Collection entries

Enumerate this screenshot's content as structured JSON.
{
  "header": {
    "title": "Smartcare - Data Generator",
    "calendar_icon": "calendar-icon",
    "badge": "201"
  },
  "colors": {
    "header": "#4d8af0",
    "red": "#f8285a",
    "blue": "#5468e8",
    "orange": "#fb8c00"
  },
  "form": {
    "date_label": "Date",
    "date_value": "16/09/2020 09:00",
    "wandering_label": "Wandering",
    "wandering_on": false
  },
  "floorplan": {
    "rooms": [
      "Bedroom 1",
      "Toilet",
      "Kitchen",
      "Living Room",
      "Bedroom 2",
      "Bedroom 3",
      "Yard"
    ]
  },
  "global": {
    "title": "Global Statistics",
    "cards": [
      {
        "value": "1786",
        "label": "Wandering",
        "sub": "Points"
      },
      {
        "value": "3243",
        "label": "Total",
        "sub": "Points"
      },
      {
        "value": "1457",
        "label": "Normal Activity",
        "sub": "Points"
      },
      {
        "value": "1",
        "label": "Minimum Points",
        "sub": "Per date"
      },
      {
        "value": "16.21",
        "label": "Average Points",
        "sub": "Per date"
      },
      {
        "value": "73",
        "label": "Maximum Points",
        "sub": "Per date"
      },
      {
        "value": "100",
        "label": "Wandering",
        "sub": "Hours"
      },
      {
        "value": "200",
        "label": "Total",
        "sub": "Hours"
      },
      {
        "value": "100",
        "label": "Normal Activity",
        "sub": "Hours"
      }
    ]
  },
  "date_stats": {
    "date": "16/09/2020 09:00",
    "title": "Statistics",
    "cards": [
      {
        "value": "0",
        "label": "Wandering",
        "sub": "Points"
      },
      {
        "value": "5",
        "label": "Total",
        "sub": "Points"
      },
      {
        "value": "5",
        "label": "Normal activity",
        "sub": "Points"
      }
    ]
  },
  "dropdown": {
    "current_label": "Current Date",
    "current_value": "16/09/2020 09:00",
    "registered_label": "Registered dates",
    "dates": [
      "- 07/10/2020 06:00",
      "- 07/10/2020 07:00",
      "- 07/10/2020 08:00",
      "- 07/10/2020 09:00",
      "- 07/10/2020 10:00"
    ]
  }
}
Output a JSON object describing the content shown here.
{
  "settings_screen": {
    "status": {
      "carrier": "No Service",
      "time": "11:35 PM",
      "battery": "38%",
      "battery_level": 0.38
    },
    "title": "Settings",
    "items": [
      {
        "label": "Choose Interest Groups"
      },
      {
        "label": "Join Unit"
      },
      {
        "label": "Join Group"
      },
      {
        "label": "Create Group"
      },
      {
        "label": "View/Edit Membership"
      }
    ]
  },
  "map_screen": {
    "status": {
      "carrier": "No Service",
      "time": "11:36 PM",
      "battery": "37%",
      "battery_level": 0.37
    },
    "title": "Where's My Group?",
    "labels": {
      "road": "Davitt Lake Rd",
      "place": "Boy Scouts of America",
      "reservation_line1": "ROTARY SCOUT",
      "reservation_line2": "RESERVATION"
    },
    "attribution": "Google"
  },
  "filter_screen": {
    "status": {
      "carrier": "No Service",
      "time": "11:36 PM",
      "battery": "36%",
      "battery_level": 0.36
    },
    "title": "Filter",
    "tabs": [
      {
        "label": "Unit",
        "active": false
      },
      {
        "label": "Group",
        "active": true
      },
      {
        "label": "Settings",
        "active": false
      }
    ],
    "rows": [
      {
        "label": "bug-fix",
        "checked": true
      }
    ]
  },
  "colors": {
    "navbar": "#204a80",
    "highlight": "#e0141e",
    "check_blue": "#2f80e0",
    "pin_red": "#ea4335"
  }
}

**WHAT YOU HAVE TO DO**
Pull out all lines from the entries above in which the word "content" appears.

**SOLVED PROBLEM**
Enumerate this screenshot's content as structured JSON.
Output a JSON object describing the content shown here.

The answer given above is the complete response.